--- START OF RECORDS FOR THE EXERCISE ---

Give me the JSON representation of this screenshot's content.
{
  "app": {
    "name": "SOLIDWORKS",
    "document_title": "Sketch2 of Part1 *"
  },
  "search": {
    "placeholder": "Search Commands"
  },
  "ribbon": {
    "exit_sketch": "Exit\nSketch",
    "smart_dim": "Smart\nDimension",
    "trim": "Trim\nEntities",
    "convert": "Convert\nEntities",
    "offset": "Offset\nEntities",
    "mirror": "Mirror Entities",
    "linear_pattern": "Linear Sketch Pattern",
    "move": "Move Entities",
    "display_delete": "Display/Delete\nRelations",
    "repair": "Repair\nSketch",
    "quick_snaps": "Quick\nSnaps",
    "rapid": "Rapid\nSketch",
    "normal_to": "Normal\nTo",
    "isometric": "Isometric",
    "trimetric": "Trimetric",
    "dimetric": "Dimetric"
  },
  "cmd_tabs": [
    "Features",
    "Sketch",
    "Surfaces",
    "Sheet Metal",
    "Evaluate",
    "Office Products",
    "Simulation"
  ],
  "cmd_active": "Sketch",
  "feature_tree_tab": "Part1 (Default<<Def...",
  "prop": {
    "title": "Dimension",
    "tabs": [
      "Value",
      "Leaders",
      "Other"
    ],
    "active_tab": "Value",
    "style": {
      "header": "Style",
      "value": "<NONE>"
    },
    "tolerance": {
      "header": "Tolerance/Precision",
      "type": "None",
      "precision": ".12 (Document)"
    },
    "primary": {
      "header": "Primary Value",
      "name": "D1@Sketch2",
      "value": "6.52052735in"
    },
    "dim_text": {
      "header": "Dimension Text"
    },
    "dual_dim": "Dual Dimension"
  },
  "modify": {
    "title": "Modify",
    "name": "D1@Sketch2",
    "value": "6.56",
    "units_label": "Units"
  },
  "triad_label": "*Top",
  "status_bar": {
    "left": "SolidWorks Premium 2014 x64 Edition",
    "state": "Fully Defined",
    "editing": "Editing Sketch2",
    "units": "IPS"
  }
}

--- END OF RECORDS FOR THE EXERCISE ---
--- START OF RECORDS FOR THE EXERCISE ---

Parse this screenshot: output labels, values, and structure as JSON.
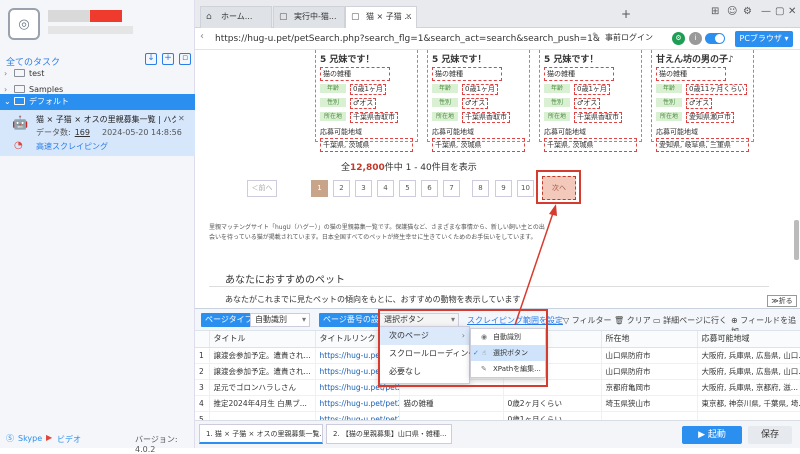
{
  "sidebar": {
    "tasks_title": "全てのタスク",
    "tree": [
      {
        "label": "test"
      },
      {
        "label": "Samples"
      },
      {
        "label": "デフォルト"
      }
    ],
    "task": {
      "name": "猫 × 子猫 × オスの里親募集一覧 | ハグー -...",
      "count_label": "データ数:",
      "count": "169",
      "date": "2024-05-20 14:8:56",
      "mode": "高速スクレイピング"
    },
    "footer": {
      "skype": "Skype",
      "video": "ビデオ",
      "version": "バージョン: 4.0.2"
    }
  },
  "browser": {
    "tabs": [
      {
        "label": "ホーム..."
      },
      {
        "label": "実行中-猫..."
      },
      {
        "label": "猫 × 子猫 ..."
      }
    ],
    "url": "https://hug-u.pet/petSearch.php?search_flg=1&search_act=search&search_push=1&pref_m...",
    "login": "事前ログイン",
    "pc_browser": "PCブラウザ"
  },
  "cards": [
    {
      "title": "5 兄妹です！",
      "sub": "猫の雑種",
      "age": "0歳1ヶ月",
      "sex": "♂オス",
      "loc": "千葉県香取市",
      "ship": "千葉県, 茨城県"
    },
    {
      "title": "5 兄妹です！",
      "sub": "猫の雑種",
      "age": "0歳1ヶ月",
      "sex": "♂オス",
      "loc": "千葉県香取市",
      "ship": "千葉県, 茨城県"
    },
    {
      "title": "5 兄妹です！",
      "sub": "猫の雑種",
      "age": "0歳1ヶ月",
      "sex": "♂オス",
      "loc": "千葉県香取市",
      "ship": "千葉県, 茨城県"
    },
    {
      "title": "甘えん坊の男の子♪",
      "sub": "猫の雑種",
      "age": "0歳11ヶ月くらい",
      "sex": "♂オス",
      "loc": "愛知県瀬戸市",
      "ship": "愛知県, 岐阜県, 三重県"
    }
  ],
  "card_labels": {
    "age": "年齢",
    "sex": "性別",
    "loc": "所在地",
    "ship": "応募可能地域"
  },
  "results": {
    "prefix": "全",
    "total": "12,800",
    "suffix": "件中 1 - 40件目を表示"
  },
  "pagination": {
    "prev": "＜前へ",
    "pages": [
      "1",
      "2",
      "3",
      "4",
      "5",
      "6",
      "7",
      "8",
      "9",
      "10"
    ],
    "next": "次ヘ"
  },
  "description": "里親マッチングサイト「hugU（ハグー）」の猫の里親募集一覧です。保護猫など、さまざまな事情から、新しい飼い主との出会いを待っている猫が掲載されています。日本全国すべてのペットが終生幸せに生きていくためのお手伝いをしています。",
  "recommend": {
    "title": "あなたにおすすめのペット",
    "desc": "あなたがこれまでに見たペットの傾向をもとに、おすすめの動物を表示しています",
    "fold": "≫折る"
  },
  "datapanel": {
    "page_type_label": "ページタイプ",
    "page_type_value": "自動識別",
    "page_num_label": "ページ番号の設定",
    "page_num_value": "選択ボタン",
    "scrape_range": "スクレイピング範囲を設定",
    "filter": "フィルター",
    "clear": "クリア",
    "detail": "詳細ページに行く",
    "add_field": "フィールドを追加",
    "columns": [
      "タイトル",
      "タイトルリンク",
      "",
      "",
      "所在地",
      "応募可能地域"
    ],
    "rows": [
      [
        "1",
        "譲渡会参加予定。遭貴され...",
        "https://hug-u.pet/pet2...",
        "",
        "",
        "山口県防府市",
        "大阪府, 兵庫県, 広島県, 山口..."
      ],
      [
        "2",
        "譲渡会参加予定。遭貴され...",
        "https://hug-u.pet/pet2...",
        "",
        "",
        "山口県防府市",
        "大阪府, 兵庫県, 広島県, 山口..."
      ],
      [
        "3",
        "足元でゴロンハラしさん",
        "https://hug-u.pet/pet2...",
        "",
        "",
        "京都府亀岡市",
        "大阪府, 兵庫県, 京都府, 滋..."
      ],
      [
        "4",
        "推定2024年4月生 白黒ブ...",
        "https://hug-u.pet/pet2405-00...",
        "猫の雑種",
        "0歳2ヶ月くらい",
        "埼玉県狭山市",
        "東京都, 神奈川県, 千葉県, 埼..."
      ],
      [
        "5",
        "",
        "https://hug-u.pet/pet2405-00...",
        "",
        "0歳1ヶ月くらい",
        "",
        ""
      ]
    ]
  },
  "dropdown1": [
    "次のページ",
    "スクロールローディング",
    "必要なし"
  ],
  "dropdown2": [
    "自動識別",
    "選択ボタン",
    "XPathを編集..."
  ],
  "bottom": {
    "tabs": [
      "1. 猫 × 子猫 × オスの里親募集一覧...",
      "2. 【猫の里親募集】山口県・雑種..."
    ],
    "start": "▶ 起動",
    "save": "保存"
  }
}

--- END OF RECORDS FOR THE EXERCISE ---

WRITTEN EXERCISE: Among the lines of the records above, count those holding the string "screenshot", and report only the number.

RESULT BELOW: 2